** start Records shown **
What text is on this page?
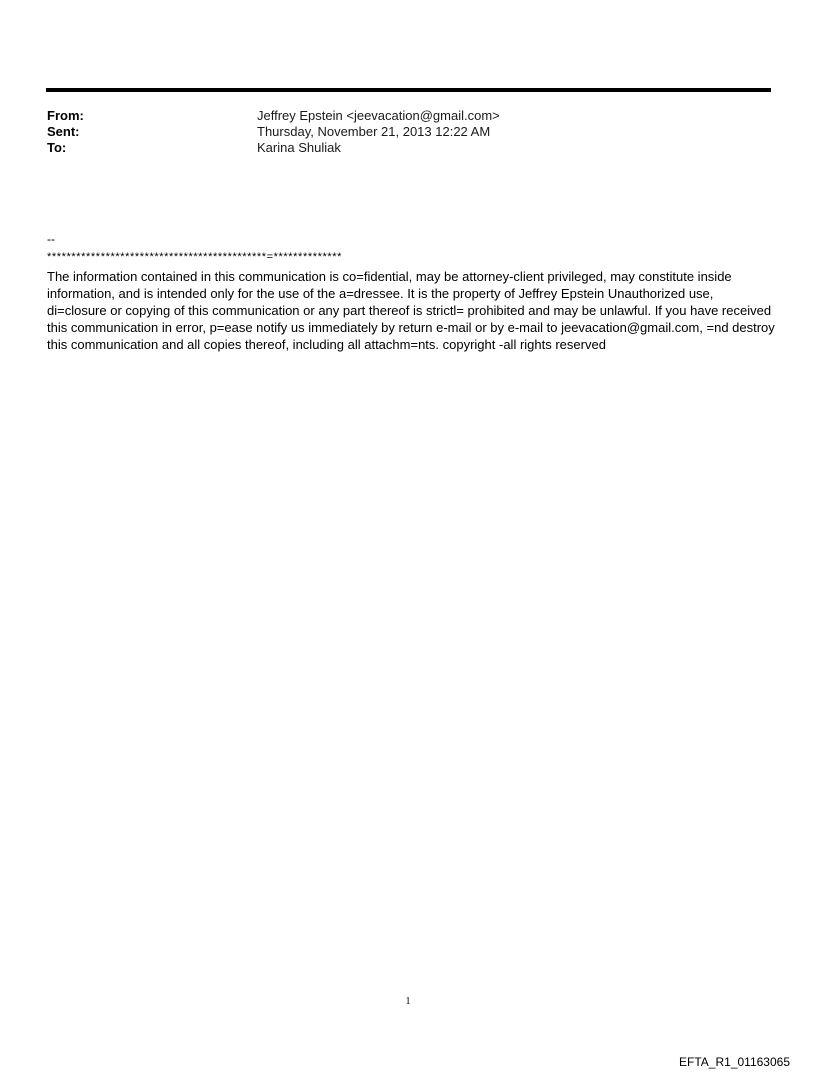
From:	Jeffrey Epstein <jeevacation@gmail.com>
Sent:	Thursday, November 21, 2013 12:22 AM
To:	Karina Shuliak
--
*********************************************=**************

The information contained in this communication is co=fidential, may be attorney-client privileged, may constitute inside information, and is intended only for the use of the a=dressee. It is the property of Jeffrey Epstein Unauthorized use, di=closure or copying of this communication or any part thereof is strictl= prohibited and may be unlawful. If you have received this communication in error, p=ease notify us immediately by return e-mail or by e-mail to jeevacation@gmail.com, =nd destroy this communication and all copies thereof, including all attachm=nts. copyright -all rights reserved

1
EFTA_R1_01163065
** end Records shown **
Go back to the records above and write them out exactly, without the pictures.

◆ Written solution ◆
What text is on this page?
From:	Jeffrey Epstein <jeevacation@gmail.com>
Sent:	Thursday, November 21, 2013 12:22 AM
To:	Karina Shuliak
--
*********************************************=**************

The information contained in this communication is co=fidential, may be attorney-client privileged, may constitute inside information, and is intended only for the use of the a=dressee. It is the property of Jeffrey Epstein Unauthorized use, di=closure or copying of this communication or any part thereof is strictl= prohibited and may be unlawful. If you have received this communication in error, p=ease notify us immediately by return e-mail or by e-mail to jeevacation@gmail.com, =nd destroy this communication and all copies thereof, including all attachm=nts. copyright -all rights reserved

1
EFTA_R1_01163065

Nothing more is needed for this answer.